→ Document segment
^^^^

"SMALL TOWN, USA?"
BY ROGER BOXX
Recently, I had a friend, John, try to tell me that there was a community down in Long Beach (California) built specifically for the dimensional concerns of dwarves, midgets, little people, leprechauns, and all assortment of vertically-challenged folk. Not merely an amusement park or special attraction for the diminutive, like Camp Snoopy, but a permanent subdivision of houses constructed for the small in stature. My knee jerk reaction was to grab my keys and say, "Let's go!" John deflated my excitement by informing me, that he did not know the exact location for this munchkin land. I was immediately swallowed by the sinking reality of skepticism and doubt.
It would be so fantastic to observe these little people in an observable natural habitat. I've seen the "Wizard of Oz", "Willow," Keebler Elves commercials, and a few photos of midgets in intimate situations on the Internet. Also, I've been to the Museum of Miniatures across the street from LACMA, but that is as close as I have come to visiting a genuine dwarf abode.
If there were such a magical place as John described, everyone would already know about it. They would be charging admission, sort of like the late "Lion Country Safari." Who wouldn't want to take a tour through the cottages of miniature citizens of Long Beach? Queen Mary, Spruse Goose, Aquarium of the Pacific, and Lilliputian Land. "I visited the Midget-Subdivision of Long Beach and all I got was this tight, undersized T-shirt."

^^^^

→ Given data
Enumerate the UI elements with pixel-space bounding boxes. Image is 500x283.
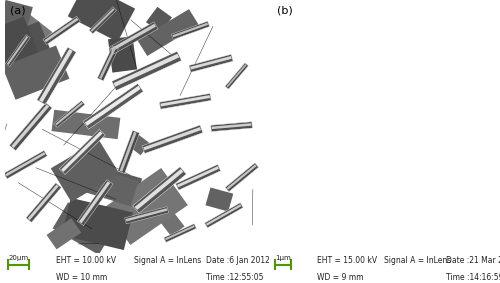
Polygon shape: [7, 36, 28, 65]
Polygon shape: [89, 7, 117, 34]
Polygon shape: [212, 123, 252, 129]
Polygon shape: [226, 64, 246, 87]
Polygon shape: [114, 54, 179, 87]
Polygon shape: [2, 46, 70, 100]
Polygon shape: [118, 130, 140, 173]
Polygon shape: [138, 184, 184, 236]
Polygon shape: [26, 183, 62, 222]
Polygon shape: [120, 132, 136, 172]
Polygon shape: [142, 125, 203, 153]
Polygon shape: [43, 16, 80, 45]
Text: Signal A = InLens: Signal A = InLens: [134, 256, 201, 265]
Polygon shape: [12, 104, 49, 148]
Polygon shape: [54, 101, 85, 127]
Polygon shape: [61, 131, 102, 172]
Polygon shape: [225, 63, 248, 89]
Polygon shape: [190, 56, 232, 70]
Polygon shape: [62, 198, 133, 250]
Polygon shape: [4, 151, 48, 179]
Polygon shape: [99, 47, 116, 79]
Polygon shape: [98, 46, 118, 81]
Polygon shape: [206, 187, 234, 212]
Polygon shape: [77, 180, 113, 226]
Polygon shape: [124, 207, 168, 224]
Polygon shape: [189, 54, 233, 72]
Polygon shape: [68, 0, 135, 42]
Polygon shape: [51, 140, 120, 202]
Polygon shape: [138, 9, 199, 56]
Polygon shape: [176, 164, 220, 190]
Polygon shape: [6, 35, 30, 67]
Polygon shape: [60, 129, 105, 175]
Polygon shape: [23, 21, 60, 79]
Polygon shape: [46, 218, 82, 249]
Polygon shape: [37, 47, 76, 105]
Polygon shape: [226, 163, 258, 192]
Polygon shape: [144, 127, 201, 150]
Polygon shape: [164, 224, 196, 242]
Polygon shape: [204, 203, 243, 228]
Polygon shape: [206, 204, 242, 226]
Polygon shape: [177, 166, 219, 187]
Polygon shape: [90, 165, 142, 194]
Polygon shape: [72, 163, 138, 206]
Polygon shape: [28, 185, 58, 220]
Polygon shape: [44, 18, 78, 42]
Polygon shape: [90, 8, 114, 32]
Polygon shape: [226, 164, 256, 190]
Text: Time :12:55:05: Time :12:55:05: [206, 273, 264, 282]
Polygon shape: [85, 86, 140, 126]
Polygon shape: [39, 49, 72, 102]
Polygon shape: [160, 95, 210, 106]
Text: Date :6 Jan 2012: Date :6 Jan 2012: [206, 256, 270, 265]
Polygon shape: [10, 103, 52, 151]
Text: 20μm: 20μm: [8, 255, 28, 261]
Polygon shape: [108, 36, 137, 73]
Polygon shape: [55, 102, 83, 125]
Polygon shape: [0, 0, 33, 46]
Polygon shape: [132, 167, 186, 213]
Text: EHT = 15.00 kV: EHT = 15.00 kV: [317, 256, 377, 265]
Polygon shape: [110, 22, 158, 54]
Polygon shape: [160, 93, 211, 109]
Polygon shape: [165, 225, 195, 240]
Polygon shape: [112, 51, 182, 91]
Polygon shape: [134, 169, 184, 210]
Text: WD = 9 mm: WD = 9 mm: [317, 273, 364, 282]
Polygon shape: [0, 17, 40, 77]
Polygon shape: [129, 135, 150, 155]
Text: (a): (a): [10, 5, 26, 15]
Polygon shape: [79, 181, 110, 223]
Polygon shape: [0, 3, 52, 65]
Text: EHT = 10.00 kV: EHT = 10.00 kV: [56, 256, 116, 265]
Polygon shape: [172, 23, 208, 37]
Polygon shape: [126, 208, 167, 221]
Polygon shape: [172, 21, 209, 40]
Text: 1μm: 1μm: [275, 255, 291, 261]
Polygon shape: [146, 7, 172, 33]
Polygon shape: [83, 83, 144, 129]
Polygon shape: [6, 152, 46, 176]
Text: Signal A = InLens: Signal A = InLens: [384, 256, 451, 265]
Polygon shape: [104, 168, 188, 245]
Text: Time :14:16:59: Time :14:16:59: [446, 273, 500, 282]
Text: WD = 10 mm: WD = 10 mm: [56, 273, 108, 282]
Text: (b): (b): [277, 5, 292, 15]
Polygon shape: [211, 122, 252, 132]
Text: Date :21 Mar 2012: Date :21 Mar 2012: [446, 256, 500, 265]
Polygon shape: [52, 110, 120, 139]
Polygon shape: [111, 24, 156, 51]
Polygon shape: [52, 202, 114, 255]
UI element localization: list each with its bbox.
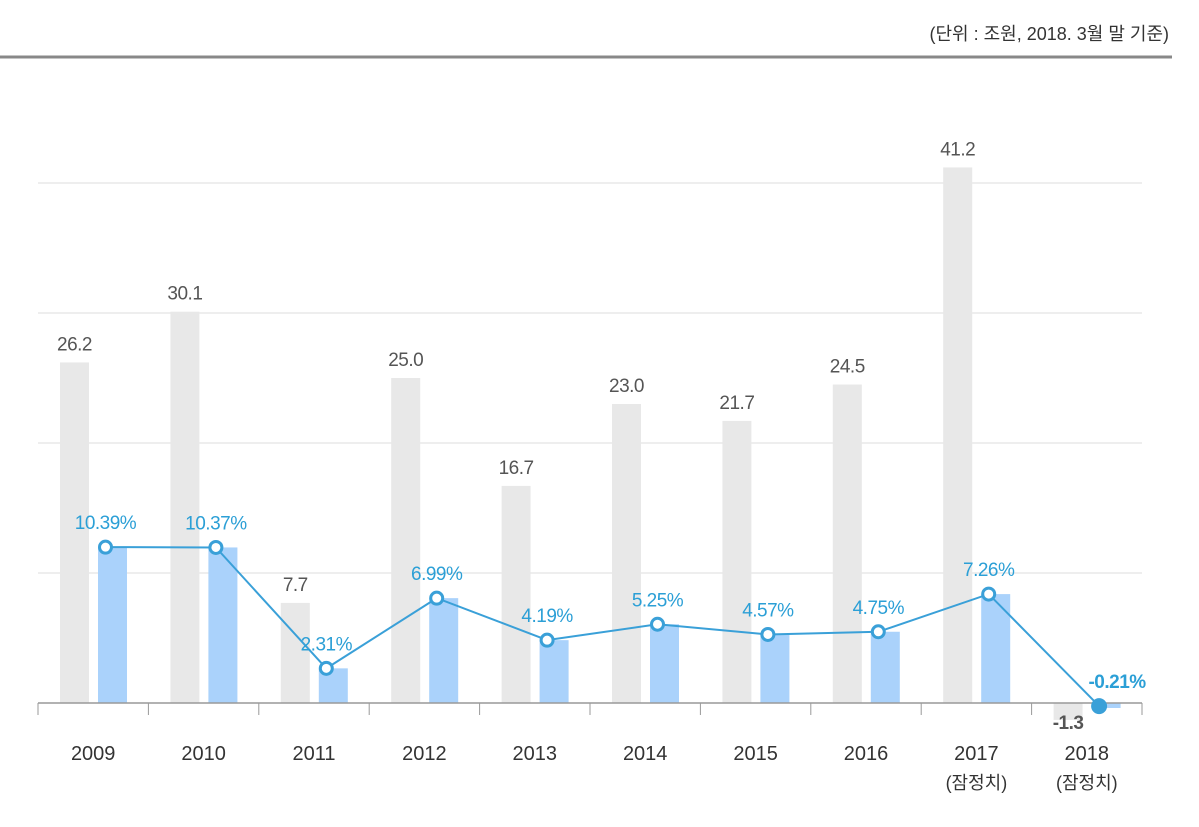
rate-value-label: 2.31% <box>301 634 353 655</box>
amount-bar <box>280 602 310 703</box>
amount-bar <box>943 167 973 703</box>
amount-bar <box>722 420 752 703</box>
rate-value-label: 10.39% <box>75 513 137 534</box>
x-tick-label: 2014 <box>623 743 668 765</box>
rate-bars <box>98 547 1121 708</box>
x-tick-label: 2010 <box>181 743 226 765</box>
unit-note: (단위 : 조원, 2018. 3월 말 기준) <box>929 24 1169 44</box>
x-tick-label: 2017 <box>954 743 999 765</box>
data-labels: 26.2 10.39% 30.1 10.37% 7.7 2.31% 25.0 6.99% 16.… <box>57 139 1147 734</box>
rate-line <box>105 546 1100 707</box>
rate-bar <box>208 547 238 703</box>
x-tick-label: 2016 <box>844 743 889 765</box>
x-tick-label: 2013 <box>513 743 558 765</box>
rate-marker <box>318 660 334 676</box>
amount-bar <box>612 404 641 703</box>
x-tick-label: 2015 <box>733 743 778 765</box>
rate-value-label: -0.21% <box>1088 672 1146 693</box>
rate-value-label: 5.25% <box>632 590 684 611</box>
rate-marker <box>1091 698 1108 715</box>
amount-bar <box>170 311 200 703</box>
rate-bar <box>650 624 679 703</box>
x-tick-label: 2009 <box>71 743 116 765</box>
amount-value-label: 16.7 <box>499 458 534 479</box>
rate-marker <box>650 616 665 632</box>
x-axis <box>37 702 1143 715</box>
amount-value-label: 25.0 <box>388 350 423 371</box>
x-tick-label: 2018 <box>1065 743 1110 765</box>
amount-value-label: 41.2 <box>940 139 975 160</box>
amount-value-label: 7.7 <box>283 575 308 596</box>
amount-bar <box>501 485 531 703</box>
rate-bar <box>760 634 790 703</box>
rate-value-label: 4.19% <box>521 606 573 627</box>
rate-marker <box>208 539 224 555</box>
rate-marker <box>870 624 886 640</box>
amount-bar <box>391 378 421 703</box>
amount-bar <box>832 384 862 703</box>
rate-value-label: 7.26% <box>963 560 1015 581</box>
rate-marker <box>98 539 113 555</box>
amount-bars <box>60 167 1083 720</box>
amount-value-label: -1.3 <box>1053 713 1084 734</box>
rate-markers <box>98 539 1108 715</box>
x-tick-label: 2012 <box>402 743 447 765</box>
rate-bar <box>429 598 459 703</box>
rate-bar <box>539 640 569 703</box>
x-tick-labels: 2009 2010 2011 2012 2013 2014 2015 2016 2017 (잠정치… <box>71 743 1118 793</box>
rate-value-label: 10.37% <box>185 513 247 534</box>
rate-marker <box>981 586 997 602</box>
rate-bar <box>870 631 900 703</box>
rate-value-label: 6.99% <box>411 564 463 585</box>
x-tick-sublabel: (잠정치) <box>1056 773 1118 793</box>
amount-value-label: 30.1 <box>167 284 202 305</box>
rate-value-label: 4.75% <box>853 598 905 619</box>
amount-value-label: 24.5 <box>830 357 865 378</box>
amount-value-label: 23.0 <box>609 376 644 397</box>
amount-value-label: 21.7 <box>719 393 754 414</box>
x-tick-sublabel: (잠정치) <box>946 773 1008 793</box>
rate-value-label: 4.57% <box>742 600 794 621</box>
amount-bar <box>1053 703 1083 720</box>
rate-marker <box>539 632 555 648</box>
rate-bar <box>98 547 127 703</box>
amount-bar <box>60 362 89 703</box>
rate-marker <box>760 626 776 642</box>
x-tick-label: 2011 <box>292 743 335 765</box>
rate-marker <box>429 590 445 606</box>
amount-value-label: 26.2 <box>57 334 92 355</box>
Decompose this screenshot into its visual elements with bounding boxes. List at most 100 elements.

^^^^

→ Direction 1
Reproduce the stretch of the "Small Town, USA?" essay from "BY ROGER BOXX" through "skepticism and doubt.", substituting "neighbor" for "friend".
→ Direction 2
Carry on the "Small Town, USA?" essay from its final sentence.

→ Exercise answer 1
BY ROGER BOXX
Recently, I had a neighbor, John, try to tell me that there was a community down in Long Beach (California) built specifically for the dimensional concerns of dwarves, midgets, little people, leprechauns, and all assortment of vertically-challenged folk. Not merely an amusement park or special attraction for the diminutive, like Camp Snoopy, but a permanent subdivision of houses constructed for the small in stature. My knee jerk reaction was to grab my keys and say, "Let's go!" John deflated my excitement by informing me, that he did not know the exact location for this munchkin land. I was immediately swallowed by the sinking reality of skepticism and doubt.

→ Exercise answer 2
So many concerns. If the entire subdivision were built for dwarfish proportions, what would happen when little people had "normal" off-spring or if (for some reason) the midgets had "normal" visitors? What an inconvenience for those towering at five feet and higher! And if all the dwellings were reduced for these petite creatures, how would they accommodate "normal" stature electricians, mail-carriers, cable-repair-people, and any other internal home repairs? Are there enough tiny repair experts in all the world to service this unbelievable community?
Of course, retiling the roof, putting up a T.V. antenna, cleaning a chimney, or cleaning rain gutters of any minuscule home are all services that could conveniently be preformed by any person of "normal" height without aid of a ladder.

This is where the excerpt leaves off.